◆ PROBLEM TO WORK ON: Read the records and gather each line that includes "color".

[Figure dataset records]
- - -

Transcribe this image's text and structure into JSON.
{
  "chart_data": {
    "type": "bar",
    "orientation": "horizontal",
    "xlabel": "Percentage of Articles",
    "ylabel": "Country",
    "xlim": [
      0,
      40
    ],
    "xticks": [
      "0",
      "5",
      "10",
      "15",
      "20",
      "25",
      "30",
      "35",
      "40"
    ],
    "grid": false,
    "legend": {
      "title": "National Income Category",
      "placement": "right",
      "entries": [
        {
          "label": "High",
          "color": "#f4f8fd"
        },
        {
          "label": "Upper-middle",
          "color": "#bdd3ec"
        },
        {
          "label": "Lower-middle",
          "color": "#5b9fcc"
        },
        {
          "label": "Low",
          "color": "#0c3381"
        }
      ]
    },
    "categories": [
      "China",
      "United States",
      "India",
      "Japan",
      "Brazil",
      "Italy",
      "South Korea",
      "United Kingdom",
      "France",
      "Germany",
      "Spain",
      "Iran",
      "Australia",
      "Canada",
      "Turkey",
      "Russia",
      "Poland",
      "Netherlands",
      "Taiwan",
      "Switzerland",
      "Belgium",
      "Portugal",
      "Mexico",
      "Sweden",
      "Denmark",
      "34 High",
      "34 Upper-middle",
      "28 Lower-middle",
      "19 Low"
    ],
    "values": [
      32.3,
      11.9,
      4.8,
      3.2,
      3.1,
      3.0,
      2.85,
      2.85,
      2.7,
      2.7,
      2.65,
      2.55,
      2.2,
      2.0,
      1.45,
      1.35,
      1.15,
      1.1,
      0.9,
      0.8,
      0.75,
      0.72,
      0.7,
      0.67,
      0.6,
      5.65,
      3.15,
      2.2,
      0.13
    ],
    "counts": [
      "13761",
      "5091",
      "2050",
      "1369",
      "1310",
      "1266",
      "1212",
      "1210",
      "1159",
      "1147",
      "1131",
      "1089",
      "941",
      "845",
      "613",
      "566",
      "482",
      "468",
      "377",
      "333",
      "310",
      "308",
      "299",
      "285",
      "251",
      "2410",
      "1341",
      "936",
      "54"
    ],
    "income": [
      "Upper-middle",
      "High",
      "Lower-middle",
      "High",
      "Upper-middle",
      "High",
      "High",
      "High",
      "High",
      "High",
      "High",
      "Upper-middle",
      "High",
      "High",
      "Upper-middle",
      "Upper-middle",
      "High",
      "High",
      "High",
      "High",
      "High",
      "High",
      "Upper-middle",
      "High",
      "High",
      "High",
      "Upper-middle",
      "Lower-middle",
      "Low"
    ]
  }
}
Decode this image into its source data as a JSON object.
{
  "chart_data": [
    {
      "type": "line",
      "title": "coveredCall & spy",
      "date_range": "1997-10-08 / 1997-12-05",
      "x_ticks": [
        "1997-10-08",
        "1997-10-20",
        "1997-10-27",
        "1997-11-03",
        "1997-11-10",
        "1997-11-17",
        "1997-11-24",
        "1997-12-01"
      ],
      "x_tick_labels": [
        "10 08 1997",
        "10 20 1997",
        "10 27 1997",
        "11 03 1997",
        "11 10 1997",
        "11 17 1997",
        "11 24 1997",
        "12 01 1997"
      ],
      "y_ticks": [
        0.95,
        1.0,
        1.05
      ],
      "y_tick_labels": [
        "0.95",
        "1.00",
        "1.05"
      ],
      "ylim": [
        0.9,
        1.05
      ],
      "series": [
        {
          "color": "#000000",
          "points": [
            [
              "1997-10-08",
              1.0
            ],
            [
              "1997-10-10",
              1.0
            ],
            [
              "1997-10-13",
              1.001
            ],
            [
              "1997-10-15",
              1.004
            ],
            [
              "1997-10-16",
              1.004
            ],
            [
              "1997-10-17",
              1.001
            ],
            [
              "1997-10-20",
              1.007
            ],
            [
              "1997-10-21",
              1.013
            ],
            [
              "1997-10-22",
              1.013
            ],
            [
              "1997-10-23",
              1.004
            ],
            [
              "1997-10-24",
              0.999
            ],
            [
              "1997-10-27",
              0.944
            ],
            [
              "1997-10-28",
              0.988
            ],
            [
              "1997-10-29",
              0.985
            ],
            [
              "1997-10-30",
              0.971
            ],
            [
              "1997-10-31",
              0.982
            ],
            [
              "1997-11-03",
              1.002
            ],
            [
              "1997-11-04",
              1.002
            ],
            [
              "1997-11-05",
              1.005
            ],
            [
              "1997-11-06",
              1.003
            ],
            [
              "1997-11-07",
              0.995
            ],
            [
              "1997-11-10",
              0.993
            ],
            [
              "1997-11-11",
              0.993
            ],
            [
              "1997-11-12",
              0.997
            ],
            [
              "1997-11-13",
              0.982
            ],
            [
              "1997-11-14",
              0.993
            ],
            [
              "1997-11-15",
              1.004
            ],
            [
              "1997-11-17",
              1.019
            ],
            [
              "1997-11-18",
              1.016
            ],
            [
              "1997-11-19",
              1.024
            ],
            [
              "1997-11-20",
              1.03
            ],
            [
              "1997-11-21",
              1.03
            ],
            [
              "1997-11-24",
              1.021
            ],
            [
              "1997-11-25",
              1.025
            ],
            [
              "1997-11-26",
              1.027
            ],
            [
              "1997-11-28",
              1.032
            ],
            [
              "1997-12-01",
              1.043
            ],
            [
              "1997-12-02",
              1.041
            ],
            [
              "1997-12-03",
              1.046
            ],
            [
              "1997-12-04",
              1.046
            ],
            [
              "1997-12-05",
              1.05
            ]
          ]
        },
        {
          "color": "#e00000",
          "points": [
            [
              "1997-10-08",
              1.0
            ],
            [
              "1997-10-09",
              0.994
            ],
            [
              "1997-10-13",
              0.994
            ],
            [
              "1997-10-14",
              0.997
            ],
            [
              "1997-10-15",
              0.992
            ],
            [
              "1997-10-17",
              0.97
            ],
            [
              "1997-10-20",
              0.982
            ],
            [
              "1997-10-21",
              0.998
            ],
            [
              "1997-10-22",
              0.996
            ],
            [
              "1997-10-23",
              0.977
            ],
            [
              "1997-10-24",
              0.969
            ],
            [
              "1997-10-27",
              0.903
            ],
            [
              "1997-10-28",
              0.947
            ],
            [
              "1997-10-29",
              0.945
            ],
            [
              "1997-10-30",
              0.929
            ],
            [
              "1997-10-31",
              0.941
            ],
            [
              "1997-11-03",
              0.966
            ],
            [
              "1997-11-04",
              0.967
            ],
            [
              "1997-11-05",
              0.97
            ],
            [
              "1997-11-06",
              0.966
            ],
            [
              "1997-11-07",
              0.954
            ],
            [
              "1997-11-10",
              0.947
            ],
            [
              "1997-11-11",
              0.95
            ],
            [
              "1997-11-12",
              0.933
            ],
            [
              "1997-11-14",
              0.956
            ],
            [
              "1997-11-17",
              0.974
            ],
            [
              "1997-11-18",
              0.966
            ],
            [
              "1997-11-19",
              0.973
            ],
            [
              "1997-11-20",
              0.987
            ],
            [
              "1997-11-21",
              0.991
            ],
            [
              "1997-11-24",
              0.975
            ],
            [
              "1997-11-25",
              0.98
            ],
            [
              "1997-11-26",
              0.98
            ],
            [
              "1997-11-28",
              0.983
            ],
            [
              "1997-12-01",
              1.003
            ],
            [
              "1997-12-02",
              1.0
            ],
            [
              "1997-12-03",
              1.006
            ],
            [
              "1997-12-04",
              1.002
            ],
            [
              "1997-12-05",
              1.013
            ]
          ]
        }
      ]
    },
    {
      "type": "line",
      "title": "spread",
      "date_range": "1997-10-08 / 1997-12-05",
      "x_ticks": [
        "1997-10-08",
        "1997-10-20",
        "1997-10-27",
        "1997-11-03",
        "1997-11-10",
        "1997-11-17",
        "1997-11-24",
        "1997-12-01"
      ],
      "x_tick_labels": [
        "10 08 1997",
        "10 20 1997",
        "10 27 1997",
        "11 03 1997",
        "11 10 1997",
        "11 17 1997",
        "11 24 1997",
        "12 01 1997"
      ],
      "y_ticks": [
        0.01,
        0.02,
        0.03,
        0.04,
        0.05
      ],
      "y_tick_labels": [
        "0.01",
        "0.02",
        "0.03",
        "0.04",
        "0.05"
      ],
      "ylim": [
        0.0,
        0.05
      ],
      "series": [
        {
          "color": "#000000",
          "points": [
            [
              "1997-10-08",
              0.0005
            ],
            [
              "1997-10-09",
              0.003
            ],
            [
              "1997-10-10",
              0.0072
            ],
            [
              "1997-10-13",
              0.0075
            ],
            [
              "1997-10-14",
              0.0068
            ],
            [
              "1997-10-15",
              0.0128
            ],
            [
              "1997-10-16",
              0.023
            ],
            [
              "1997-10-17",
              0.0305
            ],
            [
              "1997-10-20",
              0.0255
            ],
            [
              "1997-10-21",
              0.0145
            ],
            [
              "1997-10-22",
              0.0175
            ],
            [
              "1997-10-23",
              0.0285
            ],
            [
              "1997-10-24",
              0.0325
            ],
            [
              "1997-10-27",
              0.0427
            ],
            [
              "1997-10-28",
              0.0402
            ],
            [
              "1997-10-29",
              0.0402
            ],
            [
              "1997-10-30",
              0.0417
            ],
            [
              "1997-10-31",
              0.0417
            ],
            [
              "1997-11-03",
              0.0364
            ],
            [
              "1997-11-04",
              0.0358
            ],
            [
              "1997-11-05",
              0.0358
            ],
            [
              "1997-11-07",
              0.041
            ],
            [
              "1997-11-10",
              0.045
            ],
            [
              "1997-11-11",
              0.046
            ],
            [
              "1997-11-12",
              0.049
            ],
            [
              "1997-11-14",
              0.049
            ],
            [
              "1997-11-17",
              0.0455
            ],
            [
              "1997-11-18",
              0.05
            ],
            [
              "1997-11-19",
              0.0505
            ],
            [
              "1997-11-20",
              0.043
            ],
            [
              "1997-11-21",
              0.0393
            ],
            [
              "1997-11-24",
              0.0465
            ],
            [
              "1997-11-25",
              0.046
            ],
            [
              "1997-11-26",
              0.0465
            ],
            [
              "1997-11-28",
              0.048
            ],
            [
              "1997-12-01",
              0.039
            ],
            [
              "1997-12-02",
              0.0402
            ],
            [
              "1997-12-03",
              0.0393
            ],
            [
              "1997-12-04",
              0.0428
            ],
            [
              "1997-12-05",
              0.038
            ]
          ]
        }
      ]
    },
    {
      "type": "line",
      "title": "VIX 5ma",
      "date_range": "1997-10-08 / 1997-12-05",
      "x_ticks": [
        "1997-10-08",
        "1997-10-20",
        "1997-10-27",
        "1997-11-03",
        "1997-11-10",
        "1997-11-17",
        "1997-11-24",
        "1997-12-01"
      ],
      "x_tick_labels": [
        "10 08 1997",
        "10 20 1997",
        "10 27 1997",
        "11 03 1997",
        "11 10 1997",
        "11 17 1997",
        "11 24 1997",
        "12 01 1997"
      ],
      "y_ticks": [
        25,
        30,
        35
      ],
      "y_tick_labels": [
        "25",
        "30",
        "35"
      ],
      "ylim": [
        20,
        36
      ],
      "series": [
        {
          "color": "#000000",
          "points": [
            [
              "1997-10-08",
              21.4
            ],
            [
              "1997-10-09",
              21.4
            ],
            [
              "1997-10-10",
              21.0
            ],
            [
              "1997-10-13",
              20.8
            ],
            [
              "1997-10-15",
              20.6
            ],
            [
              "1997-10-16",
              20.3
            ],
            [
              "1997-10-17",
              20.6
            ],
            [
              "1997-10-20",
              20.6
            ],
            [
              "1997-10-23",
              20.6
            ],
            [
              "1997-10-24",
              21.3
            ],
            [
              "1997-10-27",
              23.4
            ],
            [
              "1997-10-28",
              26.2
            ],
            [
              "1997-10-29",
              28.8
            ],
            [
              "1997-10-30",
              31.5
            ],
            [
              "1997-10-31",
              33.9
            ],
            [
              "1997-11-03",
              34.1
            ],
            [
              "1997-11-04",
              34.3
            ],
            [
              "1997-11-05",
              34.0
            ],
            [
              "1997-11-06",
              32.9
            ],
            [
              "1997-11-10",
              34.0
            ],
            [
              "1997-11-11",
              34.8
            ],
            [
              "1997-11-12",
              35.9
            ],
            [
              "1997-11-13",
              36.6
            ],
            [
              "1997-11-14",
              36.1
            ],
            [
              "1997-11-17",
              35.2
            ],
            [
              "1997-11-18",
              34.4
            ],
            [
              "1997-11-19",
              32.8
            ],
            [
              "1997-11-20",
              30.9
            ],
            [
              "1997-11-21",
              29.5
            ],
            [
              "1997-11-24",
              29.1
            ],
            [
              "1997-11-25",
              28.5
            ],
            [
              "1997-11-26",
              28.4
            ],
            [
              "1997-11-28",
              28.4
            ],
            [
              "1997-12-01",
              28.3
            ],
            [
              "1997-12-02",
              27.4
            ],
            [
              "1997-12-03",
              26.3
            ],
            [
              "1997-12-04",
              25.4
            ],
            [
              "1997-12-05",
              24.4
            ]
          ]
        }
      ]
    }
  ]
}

- - -

◆ SOLUTION:
          "color": "#f4f8fd"
          "color": "#bdd3ec"
          "color": "#5b9fcc"
          "color": "#0c3381"
          "color": "#000000",
          "color": "#e00000",
          "color": "#000000",
          "color": "#000000",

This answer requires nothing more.